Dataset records
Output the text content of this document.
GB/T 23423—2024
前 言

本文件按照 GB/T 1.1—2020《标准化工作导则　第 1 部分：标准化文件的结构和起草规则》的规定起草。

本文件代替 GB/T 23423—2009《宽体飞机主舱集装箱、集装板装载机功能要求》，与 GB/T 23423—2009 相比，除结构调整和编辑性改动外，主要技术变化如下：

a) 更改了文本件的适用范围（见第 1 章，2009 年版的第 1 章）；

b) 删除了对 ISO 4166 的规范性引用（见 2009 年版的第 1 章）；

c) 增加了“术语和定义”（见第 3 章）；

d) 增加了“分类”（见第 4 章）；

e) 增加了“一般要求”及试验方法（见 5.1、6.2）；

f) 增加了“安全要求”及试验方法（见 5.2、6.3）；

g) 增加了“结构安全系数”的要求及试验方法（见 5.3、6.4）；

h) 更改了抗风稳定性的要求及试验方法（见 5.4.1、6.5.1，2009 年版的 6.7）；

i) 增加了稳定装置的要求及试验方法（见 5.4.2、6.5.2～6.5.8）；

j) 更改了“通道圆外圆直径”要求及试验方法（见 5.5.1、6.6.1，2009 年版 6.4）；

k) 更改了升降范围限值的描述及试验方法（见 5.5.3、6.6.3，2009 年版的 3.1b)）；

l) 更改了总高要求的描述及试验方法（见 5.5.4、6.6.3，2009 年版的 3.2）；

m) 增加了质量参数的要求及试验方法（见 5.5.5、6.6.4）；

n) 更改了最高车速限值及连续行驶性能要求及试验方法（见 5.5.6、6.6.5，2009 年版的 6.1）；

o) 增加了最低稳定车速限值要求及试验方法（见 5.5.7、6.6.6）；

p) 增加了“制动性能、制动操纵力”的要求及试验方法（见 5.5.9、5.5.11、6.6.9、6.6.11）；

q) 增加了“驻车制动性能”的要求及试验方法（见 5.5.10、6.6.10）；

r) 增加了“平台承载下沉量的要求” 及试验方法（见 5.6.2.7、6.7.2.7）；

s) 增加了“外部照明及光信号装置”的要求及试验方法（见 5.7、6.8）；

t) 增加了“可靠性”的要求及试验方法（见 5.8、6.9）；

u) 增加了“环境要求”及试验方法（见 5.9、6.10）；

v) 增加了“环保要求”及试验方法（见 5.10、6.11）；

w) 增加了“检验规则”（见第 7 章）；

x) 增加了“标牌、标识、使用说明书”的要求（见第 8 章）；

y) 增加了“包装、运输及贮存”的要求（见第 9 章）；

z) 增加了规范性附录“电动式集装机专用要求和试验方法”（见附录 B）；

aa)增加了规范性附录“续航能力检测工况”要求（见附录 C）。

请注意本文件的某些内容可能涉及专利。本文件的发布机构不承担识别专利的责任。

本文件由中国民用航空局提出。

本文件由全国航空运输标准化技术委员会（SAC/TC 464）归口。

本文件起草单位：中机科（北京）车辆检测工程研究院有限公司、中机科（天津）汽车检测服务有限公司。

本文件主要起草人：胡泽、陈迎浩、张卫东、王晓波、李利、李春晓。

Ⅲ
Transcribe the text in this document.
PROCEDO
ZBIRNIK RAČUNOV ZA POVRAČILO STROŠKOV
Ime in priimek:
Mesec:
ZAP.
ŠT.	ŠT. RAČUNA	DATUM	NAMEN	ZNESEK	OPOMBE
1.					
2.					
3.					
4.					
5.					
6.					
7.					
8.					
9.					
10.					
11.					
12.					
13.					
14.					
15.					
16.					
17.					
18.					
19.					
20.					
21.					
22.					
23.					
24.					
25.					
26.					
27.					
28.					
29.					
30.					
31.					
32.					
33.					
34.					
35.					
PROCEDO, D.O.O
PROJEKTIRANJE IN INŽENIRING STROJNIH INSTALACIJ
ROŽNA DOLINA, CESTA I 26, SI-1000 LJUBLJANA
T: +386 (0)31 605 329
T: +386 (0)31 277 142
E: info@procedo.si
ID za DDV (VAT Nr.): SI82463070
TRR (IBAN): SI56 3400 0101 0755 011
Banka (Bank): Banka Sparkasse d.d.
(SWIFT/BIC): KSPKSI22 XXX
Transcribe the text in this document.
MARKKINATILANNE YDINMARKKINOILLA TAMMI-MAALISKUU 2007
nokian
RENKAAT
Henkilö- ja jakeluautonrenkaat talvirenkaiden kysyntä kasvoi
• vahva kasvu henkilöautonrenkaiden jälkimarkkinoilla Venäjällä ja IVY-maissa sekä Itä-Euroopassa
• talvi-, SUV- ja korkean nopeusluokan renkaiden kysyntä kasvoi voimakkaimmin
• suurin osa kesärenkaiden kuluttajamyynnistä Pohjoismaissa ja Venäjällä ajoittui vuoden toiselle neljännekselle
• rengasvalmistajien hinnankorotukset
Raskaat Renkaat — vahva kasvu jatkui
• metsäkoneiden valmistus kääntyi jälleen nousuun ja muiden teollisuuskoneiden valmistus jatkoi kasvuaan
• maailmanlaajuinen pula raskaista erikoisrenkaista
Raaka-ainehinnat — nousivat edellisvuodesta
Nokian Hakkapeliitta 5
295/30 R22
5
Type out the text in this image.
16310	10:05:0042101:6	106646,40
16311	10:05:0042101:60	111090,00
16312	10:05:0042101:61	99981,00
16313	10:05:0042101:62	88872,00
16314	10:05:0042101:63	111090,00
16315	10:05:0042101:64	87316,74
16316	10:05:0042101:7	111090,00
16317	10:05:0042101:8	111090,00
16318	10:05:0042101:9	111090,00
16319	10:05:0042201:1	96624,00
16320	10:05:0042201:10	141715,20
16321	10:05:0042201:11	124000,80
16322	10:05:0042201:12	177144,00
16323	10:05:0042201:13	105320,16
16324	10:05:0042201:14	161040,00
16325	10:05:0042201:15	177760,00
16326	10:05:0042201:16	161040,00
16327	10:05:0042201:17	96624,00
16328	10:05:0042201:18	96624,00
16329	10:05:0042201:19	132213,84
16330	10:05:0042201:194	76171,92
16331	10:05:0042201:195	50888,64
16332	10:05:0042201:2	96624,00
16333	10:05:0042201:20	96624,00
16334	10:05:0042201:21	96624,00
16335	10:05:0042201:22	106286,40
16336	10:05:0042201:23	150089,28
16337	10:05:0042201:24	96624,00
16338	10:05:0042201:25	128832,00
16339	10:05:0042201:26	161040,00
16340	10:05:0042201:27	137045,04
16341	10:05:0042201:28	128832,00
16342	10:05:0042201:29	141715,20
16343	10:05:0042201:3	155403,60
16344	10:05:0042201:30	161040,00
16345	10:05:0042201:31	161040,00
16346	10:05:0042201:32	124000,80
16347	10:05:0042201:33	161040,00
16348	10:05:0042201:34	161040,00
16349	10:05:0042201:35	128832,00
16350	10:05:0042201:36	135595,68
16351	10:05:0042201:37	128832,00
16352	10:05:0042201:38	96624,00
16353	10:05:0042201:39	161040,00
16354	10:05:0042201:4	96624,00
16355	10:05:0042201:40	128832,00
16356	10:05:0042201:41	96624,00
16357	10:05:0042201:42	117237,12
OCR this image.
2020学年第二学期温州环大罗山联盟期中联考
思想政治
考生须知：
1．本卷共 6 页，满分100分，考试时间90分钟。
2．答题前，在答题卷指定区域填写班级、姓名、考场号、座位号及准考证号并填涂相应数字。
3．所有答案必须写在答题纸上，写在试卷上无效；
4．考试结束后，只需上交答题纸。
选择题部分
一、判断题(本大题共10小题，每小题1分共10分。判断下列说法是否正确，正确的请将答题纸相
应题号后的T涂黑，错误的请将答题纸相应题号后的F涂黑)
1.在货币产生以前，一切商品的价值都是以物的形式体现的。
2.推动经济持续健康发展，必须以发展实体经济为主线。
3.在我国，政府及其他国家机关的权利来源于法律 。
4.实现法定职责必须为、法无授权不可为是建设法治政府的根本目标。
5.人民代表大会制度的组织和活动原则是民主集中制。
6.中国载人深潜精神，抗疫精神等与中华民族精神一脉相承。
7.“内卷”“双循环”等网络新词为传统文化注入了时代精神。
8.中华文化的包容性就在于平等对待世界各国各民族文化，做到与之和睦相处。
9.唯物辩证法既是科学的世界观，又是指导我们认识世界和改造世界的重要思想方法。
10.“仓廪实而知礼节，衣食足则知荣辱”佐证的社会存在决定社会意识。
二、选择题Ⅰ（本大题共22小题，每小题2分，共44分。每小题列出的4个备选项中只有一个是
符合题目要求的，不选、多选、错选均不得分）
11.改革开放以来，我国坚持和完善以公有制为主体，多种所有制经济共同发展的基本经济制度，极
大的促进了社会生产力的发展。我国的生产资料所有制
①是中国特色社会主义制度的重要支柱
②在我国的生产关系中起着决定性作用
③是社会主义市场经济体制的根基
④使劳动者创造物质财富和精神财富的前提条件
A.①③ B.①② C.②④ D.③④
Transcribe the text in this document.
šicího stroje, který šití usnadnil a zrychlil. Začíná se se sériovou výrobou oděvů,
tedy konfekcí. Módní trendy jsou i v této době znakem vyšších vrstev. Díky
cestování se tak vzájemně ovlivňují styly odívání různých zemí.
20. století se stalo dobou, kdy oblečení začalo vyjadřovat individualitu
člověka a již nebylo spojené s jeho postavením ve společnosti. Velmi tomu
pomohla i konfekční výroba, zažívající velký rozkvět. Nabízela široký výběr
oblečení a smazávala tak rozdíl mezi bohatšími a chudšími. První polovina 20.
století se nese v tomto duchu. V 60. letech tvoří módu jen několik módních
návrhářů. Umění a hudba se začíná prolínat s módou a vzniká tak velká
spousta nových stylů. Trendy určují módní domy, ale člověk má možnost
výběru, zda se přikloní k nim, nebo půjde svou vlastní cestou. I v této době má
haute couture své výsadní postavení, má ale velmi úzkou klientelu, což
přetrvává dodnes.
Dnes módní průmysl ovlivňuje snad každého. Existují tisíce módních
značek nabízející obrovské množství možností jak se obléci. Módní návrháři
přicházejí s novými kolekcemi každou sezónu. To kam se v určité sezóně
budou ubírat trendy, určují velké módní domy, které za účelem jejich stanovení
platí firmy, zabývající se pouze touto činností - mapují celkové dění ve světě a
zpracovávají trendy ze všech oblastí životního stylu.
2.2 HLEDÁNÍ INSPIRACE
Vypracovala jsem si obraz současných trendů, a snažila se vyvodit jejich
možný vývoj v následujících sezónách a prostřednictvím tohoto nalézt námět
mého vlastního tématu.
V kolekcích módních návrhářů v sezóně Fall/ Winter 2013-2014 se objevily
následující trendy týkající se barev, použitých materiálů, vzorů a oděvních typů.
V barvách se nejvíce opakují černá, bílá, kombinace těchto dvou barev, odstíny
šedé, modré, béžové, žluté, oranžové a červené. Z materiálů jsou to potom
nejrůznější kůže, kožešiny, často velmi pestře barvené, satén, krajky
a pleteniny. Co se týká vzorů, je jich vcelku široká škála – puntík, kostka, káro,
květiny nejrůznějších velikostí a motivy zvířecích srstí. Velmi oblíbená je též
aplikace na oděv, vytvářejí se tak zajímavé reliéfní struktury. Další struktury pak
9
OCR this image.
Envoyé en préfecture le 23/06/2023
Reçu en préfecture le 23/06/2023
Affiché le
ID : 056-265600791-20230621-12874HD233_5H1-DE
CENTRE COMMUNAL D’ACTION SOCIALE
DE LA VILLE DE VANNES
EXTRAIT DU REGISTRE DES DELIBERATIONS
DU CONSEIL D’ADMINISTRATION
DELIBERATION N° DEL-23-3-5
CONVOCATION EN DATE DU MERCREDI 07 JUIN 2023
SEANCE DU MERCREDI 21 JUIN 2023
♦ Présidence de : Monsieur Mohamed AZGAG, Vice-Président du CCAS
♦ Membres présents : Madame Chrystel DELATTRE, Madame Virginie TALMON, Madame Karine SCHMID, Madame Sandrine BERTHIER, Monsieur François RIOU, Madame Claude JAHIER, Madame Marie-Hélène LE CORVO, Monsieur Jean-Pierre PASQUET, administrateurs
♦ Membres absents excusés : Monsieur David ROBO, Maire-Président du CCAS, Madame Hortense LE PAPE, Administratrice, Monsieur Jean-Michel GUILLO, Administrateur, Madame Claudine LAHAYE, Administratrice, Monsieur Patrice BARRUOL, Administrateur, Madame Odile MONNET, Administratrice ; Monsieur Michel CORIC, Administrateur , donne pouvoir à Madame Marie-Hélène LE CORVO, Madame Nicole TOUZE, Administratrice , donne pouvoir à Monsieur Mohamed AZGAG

### AIM OF THE EXERCISE
Give the count of lines holding the word "Venäjällä", with no other words.

### SOLUTION TO THIS EXERCISE
2